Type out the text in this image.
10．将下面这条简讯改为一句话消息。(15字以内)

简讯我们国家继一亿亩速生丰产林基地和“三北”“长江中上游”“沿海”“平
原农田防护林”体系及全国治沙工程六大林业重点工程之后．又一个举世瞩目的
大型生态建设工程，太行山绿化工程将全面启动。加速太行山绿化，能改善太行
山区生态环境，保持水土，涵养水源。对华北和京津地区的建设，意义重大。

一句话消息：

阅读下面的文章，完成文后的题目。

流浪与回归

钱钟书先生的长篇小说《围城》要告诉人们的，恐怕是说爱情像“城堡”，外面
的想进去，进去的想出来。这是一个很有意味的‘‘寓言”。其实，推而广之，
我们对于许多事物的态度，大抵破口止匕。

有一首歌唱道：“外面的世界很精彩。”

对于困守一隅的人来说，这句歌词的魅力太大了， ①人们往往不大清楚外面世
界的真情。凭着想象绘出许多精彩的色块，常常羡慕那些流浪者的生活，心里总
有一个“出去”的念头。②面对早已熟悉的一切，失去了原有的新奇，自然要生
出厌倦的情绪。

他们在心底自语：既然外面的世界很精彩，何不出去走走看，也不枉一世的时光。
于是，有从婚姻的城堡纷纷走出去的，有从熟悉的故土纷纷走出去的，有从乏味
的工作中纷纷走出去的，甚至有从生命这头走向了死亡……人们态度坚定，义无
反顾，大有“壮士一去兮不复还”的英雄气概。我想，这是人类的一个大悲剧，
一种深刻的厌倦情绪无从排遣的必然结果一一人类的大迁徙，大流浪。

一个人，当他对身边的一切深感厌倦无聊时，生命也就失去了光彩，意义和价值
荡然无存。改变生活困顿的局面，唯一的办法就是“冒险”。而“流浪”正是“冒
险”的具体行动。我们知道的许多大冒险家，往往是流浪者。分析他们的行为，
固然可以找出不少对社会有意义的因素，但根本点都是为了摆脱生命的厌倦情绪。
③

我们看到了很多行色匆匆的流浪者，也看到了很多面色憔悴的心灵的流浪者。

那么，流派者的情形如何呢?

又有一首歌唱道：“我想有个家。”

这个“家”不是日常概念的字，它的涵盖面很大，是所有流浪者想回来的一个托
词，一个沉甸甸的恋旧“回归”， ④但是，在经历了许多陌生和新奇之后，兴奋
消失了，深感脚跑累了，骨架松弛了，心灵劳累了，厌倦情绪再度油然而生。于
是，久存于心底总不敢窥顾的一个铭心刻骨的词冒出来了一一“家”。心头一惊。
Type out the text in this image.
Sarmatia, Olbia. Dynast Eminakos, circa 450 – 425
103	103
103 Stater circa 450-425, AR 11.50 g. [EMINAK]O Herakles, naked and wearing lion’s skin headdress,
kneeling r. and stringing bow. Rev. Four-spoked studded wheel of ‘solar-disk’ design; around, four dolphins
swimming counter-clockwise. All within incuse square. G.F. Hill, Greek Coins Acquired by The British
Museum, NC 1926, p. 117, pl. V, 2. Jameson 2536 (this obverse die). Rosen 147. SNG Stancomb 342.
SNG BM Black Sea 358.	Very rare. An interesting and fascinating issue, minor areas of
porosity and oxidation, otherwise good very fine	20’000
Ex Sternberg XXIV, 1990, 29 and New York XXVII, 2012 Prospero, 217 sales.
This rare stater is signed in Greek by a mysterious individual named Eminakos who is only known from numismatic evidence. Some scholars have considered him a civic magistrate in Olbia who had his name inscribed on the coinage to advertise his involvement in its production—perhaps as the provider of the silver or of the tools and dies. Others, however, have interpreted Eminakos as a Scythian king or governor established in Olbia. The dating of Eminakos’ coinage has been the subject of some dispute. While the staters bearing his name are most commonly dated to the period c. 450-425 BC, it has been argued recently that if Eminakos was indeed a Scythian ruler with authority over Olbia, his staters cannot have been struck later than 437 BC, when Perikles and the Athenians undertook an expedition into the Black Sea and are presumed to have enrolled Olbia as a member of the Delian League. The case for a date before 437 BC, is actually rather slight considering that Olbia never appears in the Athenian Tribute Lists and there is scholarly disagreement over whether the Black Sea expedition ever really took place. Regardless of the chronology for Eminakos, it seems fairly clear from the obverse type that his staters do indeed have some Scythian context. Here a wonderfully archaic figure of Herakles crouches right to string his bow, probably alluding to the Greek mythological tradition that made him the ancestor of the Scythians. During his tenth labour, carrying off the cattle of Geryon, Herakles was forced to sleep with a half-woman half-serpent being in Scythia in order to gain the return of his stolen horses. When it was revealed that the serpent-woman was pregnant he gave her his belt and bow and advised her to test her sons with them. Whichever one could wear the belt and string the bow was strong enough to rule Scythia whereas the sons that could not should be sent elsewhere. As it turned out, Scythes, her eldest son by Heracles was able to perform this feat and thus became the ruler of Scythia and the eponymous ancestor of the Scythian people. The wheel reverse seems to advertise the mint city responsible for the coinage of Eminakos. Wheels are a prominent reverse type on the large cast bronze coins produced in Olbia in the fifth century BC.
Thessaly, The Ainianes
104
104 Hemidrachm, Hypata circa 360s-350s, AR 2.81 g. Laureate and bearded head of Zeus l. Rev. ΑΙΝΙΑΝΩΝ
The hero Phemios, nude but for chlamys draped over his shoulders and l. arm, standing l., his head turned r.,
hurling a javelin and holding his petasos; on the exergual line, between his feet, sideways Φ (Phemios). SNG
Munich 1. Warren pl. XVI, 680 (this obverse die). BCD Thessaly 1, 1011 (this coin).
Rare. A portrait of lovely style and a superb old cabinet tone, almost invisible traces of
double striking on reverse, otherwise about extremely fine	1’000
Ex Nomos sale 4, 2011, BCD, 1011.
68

_____

» Work instructions:
Report the count of lines in the entries that contain the string "otherwise", and nothing besides it.

» Correct response:
2